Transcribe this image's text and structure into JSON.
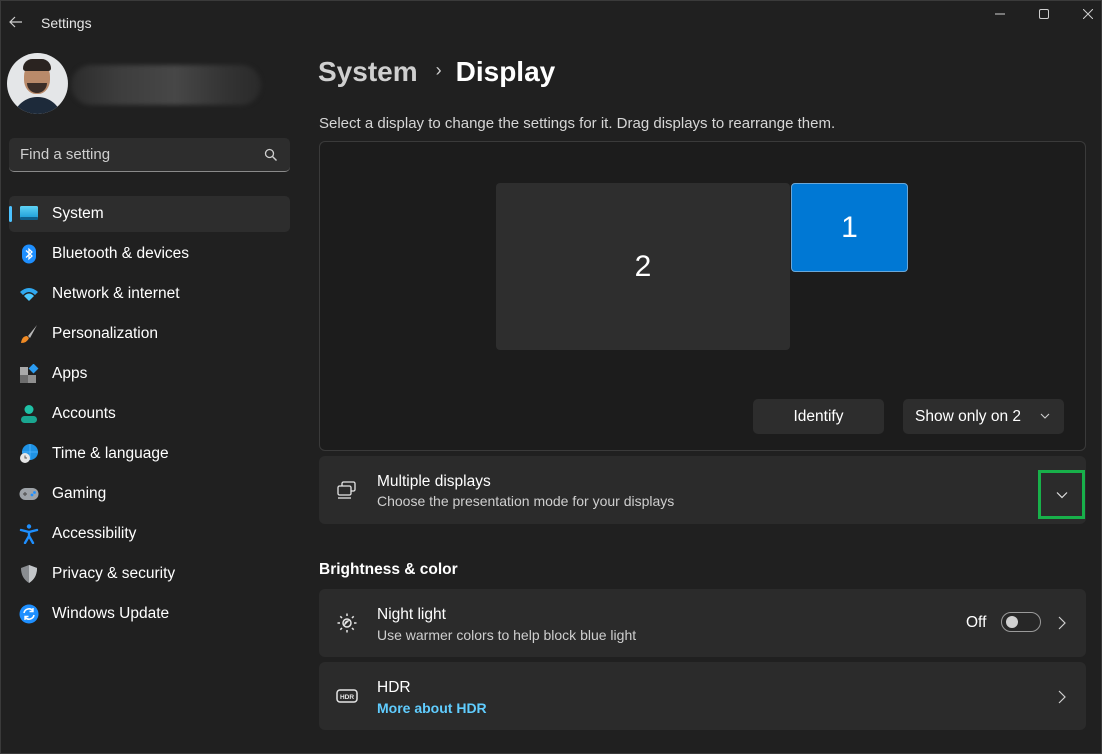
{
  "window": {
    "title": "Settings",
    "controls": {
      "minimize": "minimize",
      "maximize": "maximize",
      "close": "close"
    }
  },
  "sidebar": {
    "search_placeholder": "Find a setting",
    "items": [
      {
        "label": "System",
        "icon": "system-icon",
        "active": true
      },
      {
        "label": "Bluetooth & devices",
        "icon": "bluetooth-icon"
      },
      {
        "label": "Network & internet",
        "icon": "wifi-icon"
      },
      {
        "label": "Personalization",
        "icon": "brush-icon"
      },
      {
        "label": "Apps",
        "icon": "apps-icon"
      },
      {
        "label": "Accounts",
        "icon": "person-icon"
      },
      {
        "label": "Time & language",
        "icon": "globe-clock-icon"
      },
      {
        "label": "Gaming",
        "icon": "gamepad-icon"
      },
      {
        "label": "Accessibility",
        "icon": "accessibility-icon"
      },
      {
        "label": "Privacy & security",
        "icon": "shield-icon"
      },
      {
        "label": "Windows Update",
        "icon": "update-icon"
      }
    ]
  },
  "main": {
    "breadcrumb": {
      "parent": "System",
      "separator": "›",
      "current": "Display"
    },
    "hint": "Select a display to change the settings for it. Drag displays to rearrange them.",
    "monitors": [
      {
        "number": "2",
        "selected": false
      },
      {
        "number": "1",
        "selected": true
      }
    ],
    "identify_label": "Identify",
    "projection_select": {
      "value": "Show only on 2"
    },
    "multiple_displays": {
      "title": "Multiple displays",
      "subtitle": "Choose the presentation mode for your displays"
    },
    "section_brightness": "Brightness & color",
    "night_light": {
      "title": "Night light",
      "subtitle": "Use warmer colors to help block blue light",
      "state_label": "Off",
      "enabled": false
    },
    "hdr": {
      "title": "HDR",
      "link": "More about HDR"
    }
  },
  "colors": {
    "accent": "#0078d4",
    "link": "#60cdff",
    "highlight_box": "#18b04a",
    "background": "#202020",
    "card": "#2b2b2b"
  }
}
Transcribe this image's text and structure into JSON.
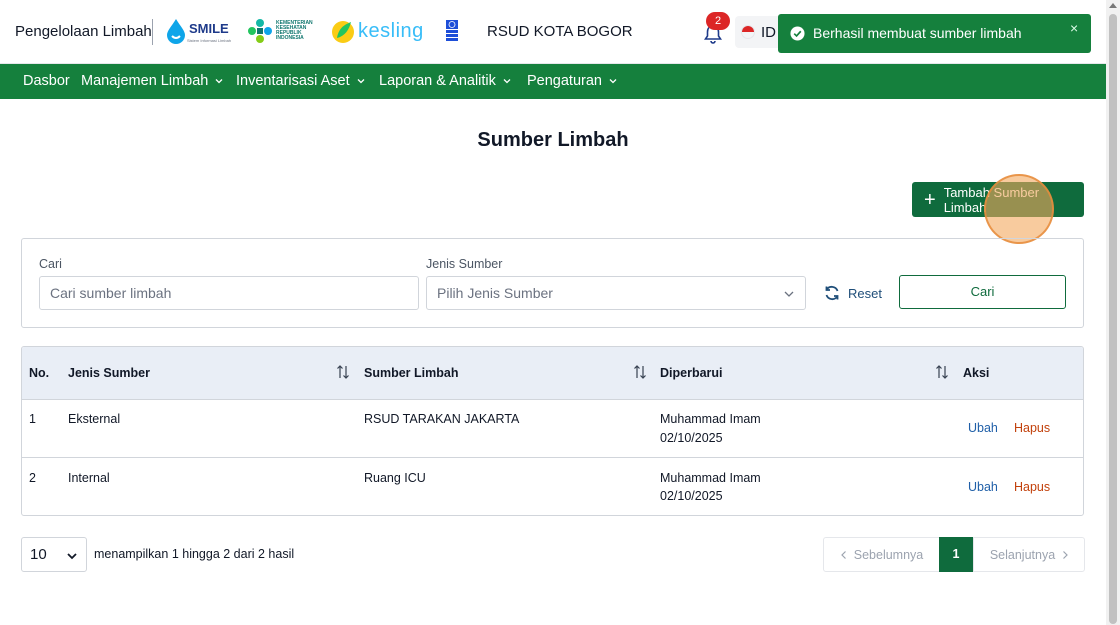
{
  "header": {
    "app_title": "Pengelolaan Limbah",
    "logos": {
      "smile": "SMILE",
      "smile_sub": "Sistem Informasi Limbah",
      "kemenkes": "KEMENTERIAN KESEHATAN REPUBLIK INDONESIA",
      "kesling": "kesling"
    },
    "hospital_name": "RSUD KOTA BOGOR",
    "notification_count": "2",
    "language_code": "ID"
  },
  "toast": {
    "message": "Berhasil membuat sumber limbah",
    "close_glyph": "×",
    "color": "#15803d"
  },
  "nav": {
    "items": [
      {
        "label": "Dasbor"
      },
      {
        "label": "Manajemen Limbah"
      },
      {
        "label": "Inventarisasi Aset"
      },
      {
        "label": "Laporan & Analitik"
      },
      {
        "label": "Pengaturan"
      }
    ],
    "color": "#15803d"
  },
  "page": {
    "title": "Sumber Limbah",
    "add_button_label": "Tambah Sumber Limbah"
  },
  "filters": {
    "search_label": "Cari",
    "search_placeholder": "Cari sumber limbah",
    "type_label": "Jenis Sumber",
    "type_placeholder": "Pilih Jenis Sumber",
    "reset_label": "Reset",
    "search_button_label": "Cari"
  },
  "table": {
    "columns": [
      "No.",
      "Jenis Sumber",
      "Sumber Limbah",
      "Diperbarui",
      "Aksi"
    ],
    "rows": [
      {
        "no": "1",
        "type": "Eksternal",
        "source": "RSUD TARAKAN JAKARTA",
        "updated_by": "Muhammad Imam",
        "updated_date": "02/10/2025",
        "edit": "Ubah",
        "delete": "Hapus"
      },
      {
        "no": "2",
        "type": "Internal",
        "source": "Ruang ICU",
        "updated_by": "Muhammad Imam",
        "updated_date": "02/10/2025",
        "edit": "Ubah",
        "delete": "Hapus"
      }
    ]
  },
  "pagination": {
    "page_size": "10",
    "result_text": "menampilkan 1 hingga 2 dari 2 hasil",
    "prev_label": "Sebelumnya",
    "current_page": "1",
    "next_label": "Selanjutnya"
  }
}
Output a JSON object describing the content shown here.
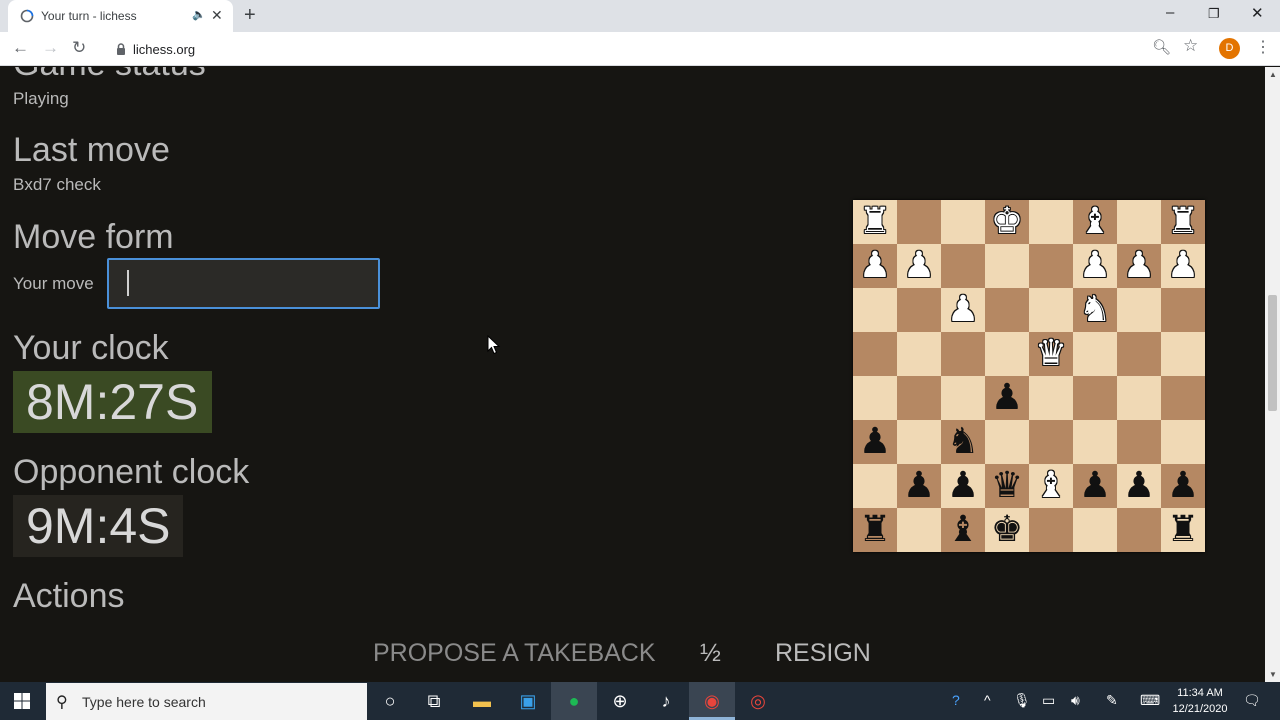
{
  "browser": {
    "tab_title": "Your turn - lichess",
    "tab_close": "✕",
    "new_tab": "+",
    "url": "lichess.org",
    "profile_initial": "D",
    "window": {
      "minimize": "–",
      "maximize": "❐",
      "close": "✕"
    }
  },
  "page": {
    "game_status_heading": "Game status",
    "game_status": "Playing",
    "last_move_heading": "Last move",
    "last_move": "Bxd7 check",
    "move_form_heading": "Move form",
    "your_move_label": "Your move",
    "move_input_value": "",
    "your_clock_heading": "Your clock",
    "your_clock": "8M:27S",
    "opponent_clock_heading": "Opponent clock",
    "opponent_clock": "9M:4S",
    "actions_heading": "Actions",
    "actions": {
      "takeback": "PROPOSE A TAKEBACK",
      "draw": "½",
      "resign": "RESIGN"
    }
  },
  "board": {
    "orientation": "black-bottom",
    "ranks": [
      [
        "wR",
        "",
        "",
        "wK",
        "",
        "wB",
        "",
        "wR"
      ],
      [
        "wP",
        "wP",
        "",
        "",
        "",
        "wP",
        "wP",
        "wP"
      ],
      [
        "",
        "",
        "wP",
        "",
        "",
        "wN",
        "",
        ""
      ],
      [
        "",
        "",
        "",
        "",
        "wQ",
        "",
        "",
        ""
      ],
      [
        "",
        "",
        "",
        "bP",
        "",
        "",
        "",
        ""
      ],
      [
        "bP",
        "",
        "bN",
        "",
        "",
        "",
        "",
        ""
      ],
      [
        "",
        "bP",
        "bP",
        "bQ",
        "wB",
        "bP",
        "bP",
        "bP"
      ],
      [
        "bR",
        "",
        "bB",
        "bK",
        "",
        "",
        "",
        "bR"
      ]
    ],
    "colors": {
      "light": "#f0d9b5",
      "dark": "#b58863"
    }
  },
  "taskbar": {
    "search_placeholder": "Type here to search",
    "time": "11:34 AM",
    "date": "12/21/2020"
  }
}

■ Objective
Locate all lines that include the word "colors" and copy them out.

■ Answer in full
      "subtitle": "Use warmer colors to help block blue light",
  "colors": {
    "colors": {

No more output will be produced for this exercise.